• **Goal of the exercise**
Return all of the data exactly as written, without the pictures.

• **Record extracts**
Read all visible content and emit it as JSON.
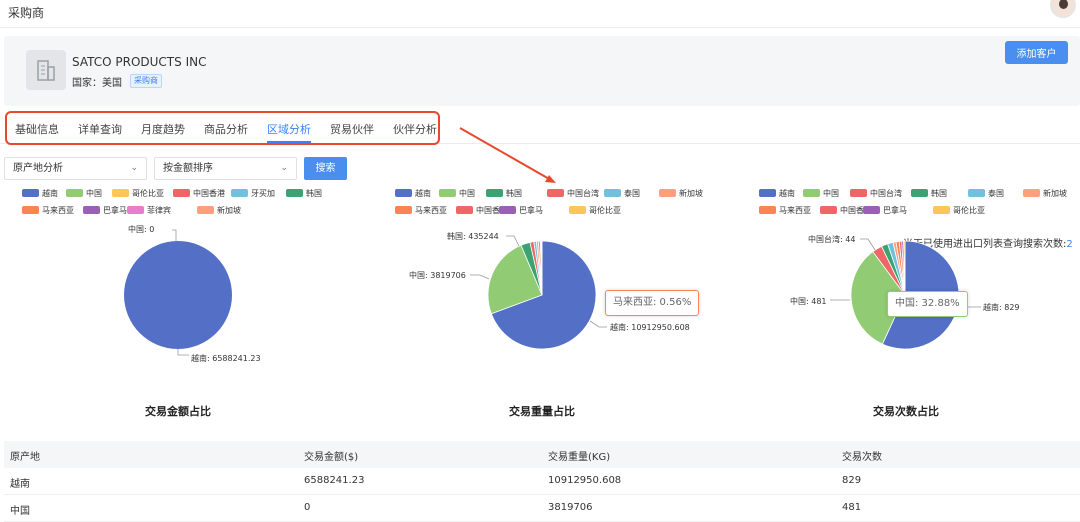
{
  "header": {
    "title": "采购商"
  },
  "company": {
    "name": "SATCO PRODUCTS INC",
    "country_label": "国家：美国",
    "tag": "采购商",
    "add_button": "添加客户"
  },
  "tabs": [
    {
      "label": "基础信息",
      "active": false
    },
    {
      "label": "详单查询",
      "active": false
    },
    {
      "label": "月度趋势",
      "active": false
    },
    {
      "label": "商品分析",
      "active": false
    },
    {
      "label": "区域分析",
      "active": true
    },
    {
      "label": "贸易伙伴",
      "active": false
    },
    {
      "label": "伙伴分析",
      "active": false
    }
  ],
  "quota_text": "当天已使用进出口列表查询搜索次数:",
  "quota_value": "2",
  "filters": {
    "analysis": "原产地分析",
    "sort": "按金额排序",
    "search_button": "搜索"
  },
  "colors": {
    "越南": "#5470c6",
    "中国": "#91cc75",
    "哥伦比亚": "#fac858",
    "中国香港": "#ee6666",
    "牙买加": "#73c0de",
    "韩国": "#3ba272",
    "马来西亚": "#fc8452",
    "巴拿马": "#9a60b4",
    "菲律宾": "#ea7ccc",
    "新加坡": "#ff9f7f",
    "中国台湾": "#ee6666",
    "泰国": "#73c0de"
  },
  "chart_data": [
    {
      "type": "pie",
      "title": "交易金额占比",
      "legend": [
        "越南",
        "中国",
        "哥伦比亚",
        "中国香港",
        "牙买加",
        "韩国",
        "马来西亚",
        "巴拿马",
        "菲律宾",
        "新加坡"
      ],
      "slices": [
        {
          "name": "越南",
          "value": 6588241.23
        },
        {
          "name": "中国",
          "value": 0
        }
      ],
      "labels": [
        {
          "text": "中国: 0"
        },
        {
          "text": "越南: 6588241.23"
        }
      ]
    },
    {
      "type": "pie",
      "title": "交易重量占比",
      "legend": [
        "越南",
        "中国",
        "韩国",
        "中国台湾",
        "泰国",
        "新加坡",
        "马来西亚",
        "中国香港",
        "巴拿马",
        "哥伦比亚"
      ],
      "slices": [
        {
          "name": "越南",
          "value": 10912950.608
        },
        {
          "name": "中国",
          "value": 3819706
        },
        {
          "name": "韩国",
          "value": 435244
        },
        {
          "name": "中国台湾",
          "value": 180000
        },
        {
          "name": "泰国",
          "value": 120000
        },
        {
          "name": "新加坡",
          "value": 95000
        },
        {
          "name": "马来西亚",
          "value": 88000
        },
        {
          "name": "中国香港",
          "value": 40000
        },
        {
          "name": "巴拿马",
          "value": 25000
        },
        {
          "name": "哥伦比亚",
          "value": 15000
        }
      ],
      "labels": [
        {
          "text": "韩国: 435244"
        },
        {
          "text": "中国: 3819706"
        },
        {
          "text": "越南: 10912950.608"
        }
      ],
      "tooltip": "马来西亚: 0.56%"
    },
    {
      "type": "pie",
      "title": "交易次数占比",
      "legend": [
        "越南",
        "中国",
        "中国台湾",
        "韩国",
        "泰国",
        "新加坡",
        "马来西亚",
        "中国香港",
        "巴拿马",
        "哥伦比亚"
      ],
      "slices": [
        {
          "name": "越南",
          "value": 829
        },
        {
          "name": "中国",
          "value": 481
        },
        {
          "name": "中国台湾",
          "value": 44
        },
        {
          "name": "韩国",
          "value": 28
        },
        {
          "name": "泰国",
          "value": 24
        },
        {
          "name": "新加坡",
          "value": 13
        },
        {
          "name": "马来西亚",
          "value": 14
        },
        {
          "name": "中国香港",
          "value": 11
        },
        {
          "name": "巴拿马",
          "value": 8
        },
        {
          "name": "哥伦比亚",
          "value": 6
        }
      ],
      "labels": [
        {
          "text": "中国台湾: 44"
        },
        {
          "text": "中国: 481"
        },
        {
          "text": "越南: 829"
        }
      ],
      "tooltip": "中国: 32.88%"
    }
  ],
  "table": {
    "headers": [
      "原产地",
      "交易金额($)",
      "交易重量(KG)",
      "交易次数"
    ],
    "rows": [
      [
        "越南",
        "6588241.23",
        "10912950.608",
        "829"
      ],
      [
        "中国",
        "0",
        "3819706",
        "481"
      ]
    ]
  }
}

• **Expected answer**
Read all visible content and emit it as JSON.
{
  "header": {
    "title": "采购商"
  },
  "company": {
    "name": "SATCO PRODUCTS INC",
    "country_label": "国家：美国",
    "tag": "采购商",
    "add_button": "添加客户"
  },
  "tabs": [
    {
      "label": "基础信息",
      "active": false
    },
    {
      "label": "详单查询",
      "active": false
    },
    {
      "label": "月度趋势",
      "active": false
    },
    {
      "label": "商品分析",
      "active": false
    },
    {
      "label": "区域分析",
      "active": true
    },
    {
      "label": "贸易伙伴",
      "active": false
    },
    {
      "label": "伙伴分析",
      "active": false
    }
  ],
  "quota_text": "当天已使用进出口列表查询搜索次数:",
  "quota_value": "2",
  "filters": {
    "analysis": "原产地分析",
    "sort": "按金额排序",
    "search_button": "搜索"
  },
  "colors": {
    "越南": "#5470c6",
    "中国": "#91cc75",
    "哥伦比亚": "#fac858",
    "中国香港": "#ee6666",
    "牙买加": "#73c0de",
    "韩国": "#3ba272",
    "马来西亚": "#fc8452",
    "巴拿马": "#9a60b4",
    "菲律宾": "#ea7ccc",
    "新加坡": "#ff9f7f",
    "中国台湾": "#ee6666",
    "泰国": "#73c0de"
  },
  "chart_data": [
    {
      "type": "pie",
      "title": "交易金额占比",
      "legend": [
        "越南",
        "中国",
        "哥伦比亚",
        "中国香港",
        "牙买加",
        "韩国",
        "马来西亚",
        "巴拿马",
        "菲律宾",
        "新加坡"
      ],
      "slices": [
        {
          "name": "越南",
          "value": 6588241.23
        },
        {
          "name": "中国",
          "value": 0
        }
      ],
      "labels": [
        {
          "text": "中国: 0"
        },
        {
          "text": "越南: 6588241.23"
        }
      ]
    },
    {
      "type": "pie",
      "title": "交易重量占比",
      "legend": [
        "越南",
        "中国",
        "韩国",
        "中国台湾",
        "泰国",
        "新加坡",
        "马来西亚",
        "中国香港",
        "巴拿马",
        "哥伦比亚"
      ],
      "slices": [
        {
          "name": "越南",
          "value": 10912950.608
        },
        {
          "name": "中国",
          "value": 3819706
        },
        {
          "name": "韩国",
          "value": 435244
        },
        {
          "name": "中国台湾",
          "value": 180000
        },
        {
          "name": "泰国",
          "value": 120000
        },
        {
          "name": "新加坡",
          "value": 95000
        },
        {
          "name": "马来西亚",
          "value": 88000
        },
        {
          "name": "中国香港",
          "value": 40000
        },
        {
          "name": "巴拿马",
          "value": 25000
        },
        {
          "name": "哥伦比亚",
          "value": 15000
        }
      ],
      "labels": [
        {
          "text": "韩国: 435244"
        },
        {
          "text": "中国: 3819706"
        },
        {
          "text": "越南: 10912950.608"
        }
      ],
      "tooltip": "马来西亚: 0.56%"
    },
    {
      "type": "pie",
      "title": "交易次数占比",
      "legend": [
        "越南",
        "中国",
        "中国台湾",
        "韩国",
        "泰国",
        "新加坡",
        "马来西亚",
        "中国香港",
        "巴拿马",
        "哥伦比亚"
      ],
      "slices": [
        {
          "name": "越南",
          "value": 829
        },
        {
          "name": "中国",
          "value": 481
        },
        {
          "name": "中国台湾",
          "value": 44
        },
        {
          "name": "韩国",
          "value": 28
        },
        {
          "name": "泰国",
          "value": 24
        },
        {
          "name": "新加坡",
          "value": 13
        },
        {
          "name": "马来西亚",
          "value": 14
        },
        {
          "name": "中国香港",
          "value": 11
        },
        {
          "name": "巴拿马",
          "value": 8
        },
        {
          "name": "哥伦比亚",
          "value": 6
        }
      ],
      "labels": [
        {
          "text": "中国台湾: 44"
        },
        {
          "text": "中国: 481"
        },
        {
          "text": "越南: 829"
        }
      ],
      "tooltip": "中国: 32.88%"
    }
  ],
  "table": {
    "headers": [
      "原产地",
      "交易金额($)",
      "交易重量(KG)",
      "交易次数"
    ],
    "rows": [
      [
        "越南",
        "6588241.23",
        "10912950.608",
        "829"
      ],
      [
        "中国",
        "0",
        "3819706",
        "481"
      ]
    ]
  }
}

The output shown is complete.